● Rows

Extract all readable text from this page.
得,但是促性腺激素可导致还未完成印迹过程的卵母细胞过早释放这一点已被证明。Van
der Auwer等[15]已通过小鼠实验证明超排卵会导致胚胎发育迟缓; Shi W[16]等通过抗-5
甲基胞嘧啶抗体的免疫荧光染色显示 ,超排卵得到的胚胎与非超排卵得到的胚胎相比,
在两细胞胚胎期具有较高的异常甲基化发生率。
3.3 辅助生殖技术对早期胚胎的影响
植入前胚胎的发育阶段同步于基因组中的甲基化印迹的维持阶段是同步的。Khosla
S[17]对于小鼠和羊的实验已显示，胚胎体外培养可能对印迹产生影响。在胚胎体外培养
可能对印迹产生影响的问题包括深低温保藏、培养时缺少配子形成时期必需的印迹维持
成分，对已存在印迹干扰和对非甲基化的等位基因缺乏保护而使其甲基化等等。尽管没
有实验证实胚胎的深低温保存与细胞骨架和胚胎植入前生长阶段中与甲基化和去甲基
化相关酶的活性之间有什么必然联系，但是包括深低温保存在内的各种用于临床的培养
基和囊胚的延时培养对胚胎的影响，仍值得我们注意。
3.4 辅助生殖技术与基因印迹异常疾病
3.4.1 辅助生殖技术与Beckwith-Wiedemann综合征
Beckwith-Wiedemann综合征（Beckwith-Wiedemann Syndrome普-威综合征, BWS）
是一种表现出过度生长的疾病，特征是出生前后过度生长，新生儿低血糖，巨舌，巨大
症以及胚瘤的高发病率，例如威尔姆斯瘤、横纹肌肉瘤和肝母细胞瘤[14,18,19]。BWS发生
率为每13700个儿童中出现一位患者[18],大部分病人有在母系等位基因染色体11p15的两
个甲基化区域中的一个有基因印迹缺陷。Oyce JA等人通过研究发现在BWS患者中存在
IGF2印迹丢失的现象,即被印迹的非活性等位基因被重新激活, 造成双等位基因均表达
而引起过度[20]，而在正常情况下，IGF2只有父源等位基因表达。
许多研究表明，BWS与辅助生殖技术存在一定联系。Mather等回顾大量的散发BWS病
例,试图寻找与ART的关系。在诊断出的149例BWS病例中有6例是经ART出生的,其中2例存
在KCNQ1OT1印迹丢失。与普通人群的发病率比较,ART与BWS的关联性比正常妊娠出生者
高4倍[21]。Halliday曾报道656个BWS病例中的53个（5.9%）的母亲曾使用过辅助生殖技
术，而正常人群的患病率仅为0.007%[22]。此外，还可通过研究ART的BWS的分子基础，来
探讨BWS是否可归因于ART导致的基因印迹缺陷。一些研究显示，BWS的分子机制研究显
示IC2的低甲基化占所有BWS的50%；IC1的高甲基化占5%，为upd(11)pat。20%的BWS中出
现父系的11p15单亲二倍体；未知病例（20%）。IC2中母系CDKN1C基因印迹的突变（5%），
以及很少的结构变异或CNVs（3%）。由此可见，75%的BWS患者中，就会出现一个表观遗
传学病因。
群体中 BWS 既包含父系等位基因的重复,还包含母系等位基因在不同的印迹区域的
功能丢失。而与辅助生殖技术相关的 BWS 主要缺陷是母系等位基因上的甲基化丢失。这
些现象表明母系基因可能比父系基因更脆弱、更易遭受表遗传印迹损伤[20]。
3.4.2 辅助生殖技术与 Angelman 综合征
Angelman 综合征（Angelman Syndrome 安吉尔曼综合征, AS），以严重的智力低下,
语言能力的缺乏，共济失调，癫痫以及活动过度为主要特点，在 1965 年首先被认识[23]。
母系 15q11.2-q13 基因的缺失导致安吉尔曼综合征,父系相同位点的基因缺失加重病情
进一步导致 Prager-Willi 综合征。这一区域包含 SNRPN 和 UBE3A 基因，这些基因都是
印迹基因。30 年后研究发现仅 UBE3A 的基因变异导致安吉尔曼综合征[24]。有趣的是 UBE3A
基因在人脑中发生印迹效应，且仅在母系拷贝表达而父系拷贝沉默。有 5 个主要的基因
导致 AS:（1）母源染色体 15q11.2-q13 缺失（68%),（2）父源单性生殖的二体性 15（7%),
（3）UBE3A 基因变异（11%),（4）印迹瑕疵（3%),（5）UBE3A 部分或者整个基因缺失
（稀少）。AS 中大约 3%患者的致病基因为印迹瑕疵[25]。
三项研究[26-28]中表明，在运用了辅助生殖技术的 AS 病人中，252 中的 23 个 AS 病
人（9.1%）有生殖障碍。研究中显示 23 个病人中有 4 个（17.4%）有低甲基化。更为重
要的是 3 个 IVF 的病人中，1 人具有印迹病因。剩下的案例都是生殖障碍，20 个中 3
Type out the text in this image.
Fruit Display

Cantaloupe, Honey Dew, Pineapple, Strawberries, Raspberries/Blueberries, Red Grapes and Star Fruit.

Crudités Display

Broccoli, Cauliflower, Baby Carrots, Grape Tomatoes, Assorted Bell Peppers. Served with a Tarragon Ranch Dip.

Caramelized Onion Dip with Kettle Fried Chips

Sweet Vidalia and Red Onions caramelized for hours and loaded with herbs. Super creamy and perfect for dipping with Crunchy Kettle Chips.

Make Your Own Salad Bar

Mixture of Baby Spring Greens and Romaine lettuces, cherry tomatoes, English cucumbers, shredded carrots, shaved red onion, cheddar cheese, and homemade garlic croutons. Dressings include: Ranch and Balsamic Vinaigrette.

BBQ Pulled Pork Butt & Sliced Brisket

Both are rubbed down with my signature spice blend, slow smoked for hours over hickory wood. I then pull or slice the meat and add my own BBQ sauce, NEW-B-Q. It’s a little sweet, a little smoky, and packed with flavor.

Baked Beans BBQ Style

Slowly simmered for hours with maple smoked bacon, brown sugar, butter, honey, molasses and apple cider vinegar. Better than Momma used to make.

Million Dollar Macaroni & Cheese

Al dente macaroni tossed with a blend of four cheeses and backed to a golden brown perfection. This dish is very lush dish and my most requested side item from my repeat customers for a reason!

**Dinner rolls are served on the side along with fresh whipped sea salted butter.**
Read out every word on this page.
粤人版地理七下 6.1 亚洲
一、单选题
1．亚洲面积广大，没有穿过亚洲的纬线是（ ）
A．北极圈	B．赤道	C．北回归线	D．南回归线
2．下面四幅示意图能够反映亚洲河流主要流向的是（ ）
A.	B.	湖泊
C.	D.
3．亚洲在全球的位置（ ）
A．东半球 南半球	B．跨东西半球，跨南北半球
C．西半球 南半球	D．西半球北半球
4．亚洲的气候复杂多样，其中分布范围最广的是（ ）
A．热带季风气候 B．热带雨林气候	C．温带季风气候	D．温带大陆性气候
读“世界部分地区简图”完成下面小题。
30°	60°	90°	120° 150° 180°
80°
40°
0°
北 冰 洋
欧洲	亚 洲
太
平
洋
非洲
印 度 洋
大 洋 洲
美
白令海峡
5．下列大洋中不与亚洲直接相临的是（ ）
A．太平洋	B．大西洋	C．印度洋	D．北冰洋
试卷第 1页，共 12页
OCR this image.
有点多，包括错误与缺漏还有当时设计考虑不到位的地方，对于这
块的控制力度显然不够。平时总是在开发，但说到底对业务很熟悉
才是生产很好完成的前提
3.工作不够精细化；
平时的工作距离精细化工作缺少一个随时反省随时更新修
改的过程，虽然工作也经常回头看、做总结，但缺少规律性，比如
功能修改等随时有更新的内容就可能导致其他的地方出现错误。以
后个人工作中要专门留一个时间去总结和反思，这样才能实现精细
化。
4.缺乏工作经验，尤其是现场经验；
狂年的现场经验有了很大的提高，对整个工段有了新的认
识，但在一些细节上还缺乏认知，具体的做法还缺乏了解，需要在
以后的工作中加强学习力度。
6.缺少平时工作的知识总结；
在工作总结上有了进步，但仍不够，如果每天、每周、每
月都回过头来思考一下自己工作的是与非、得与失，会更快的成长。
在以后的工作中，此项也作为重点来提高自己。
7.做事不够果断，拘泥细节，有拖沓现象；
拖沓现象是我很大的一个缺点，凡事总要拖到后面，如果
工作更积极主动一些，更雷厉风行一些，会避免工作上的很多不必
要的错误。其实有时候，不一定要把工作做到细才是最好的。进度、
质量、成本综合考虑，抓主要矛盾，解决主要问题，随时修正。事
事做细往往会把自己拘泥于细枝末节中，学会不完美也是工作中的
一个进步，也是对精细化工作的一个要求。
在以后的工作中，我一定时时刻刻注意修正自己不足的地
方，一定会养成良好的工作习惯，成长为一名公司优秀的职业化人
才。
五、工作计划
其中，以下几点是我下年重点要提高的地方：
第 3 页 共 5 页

● Exercise
The lines to reproduce run from the one that contains "OCR this image." through the last line above; copy them exactly.

● Complete response
OCR this image.
有点多，包括错误与缺漏还有当时设计考虑不到位的地方，对于这
块的控制力度显然不够。平时总是在开发，但说到底对业务很熟悉
才是生产很好完成的前提
3.工作不够精细化；
平时的工作距离精细化工作缺少一个随时反省随时更新修
改的过程，虽然工作也经常回头看、做总结，但缺少规律性，比如
功能修改等随时有更新的内容就可能导致其他的地方出现错误。以
后个人工作中要专门留一个时间去总结和反思，这样才能实现精细
化。
4.缺乏工作经验，尤其是现场经验；
狂年的现场经验有了很大的提高，对整个工段有了新的认
识，但在一些细节上还缺乏认知，具体的做法还缺乏了解，需要在
以后的工作中加强学习力度。
6.缺少平时工作的知识总结；
在工作总结上有了进步，但仍不够，如果每天、每周、每
月都回过头来思考一下自己工作的是与非、得与失，会更快的成长。
在以后的工作中，此项也作为重点来提高自己。
7.做事不够果断，拘泥细节，有拖沓现象；
拖沓现象是我很大的一个缺点，凡事总要拖到后面，如果
工作更积极主动一些，更雷厉风行一些，会避免工作上的很多不必
要的错误。其实有时候，不一定要把工作做到细才是最好的。进度、
质量、成本综合考虑，抓主要矛盾，解决主要问题，随时修正。事
事做细往往会把自己拘泥于细枝末节中，学会不完美也是工作中的
一个进步，也是对精细化工作的一个要求。
在以后的工作中，我一定时时刻刻注意修正自己不足的地
方，一定会养成良好的工作习惯，成长为一名公司优秀的职业化人
才。
五、工作计划
其中，以下几点是我下年重点要提高的地方：
第 3 页 共 5 页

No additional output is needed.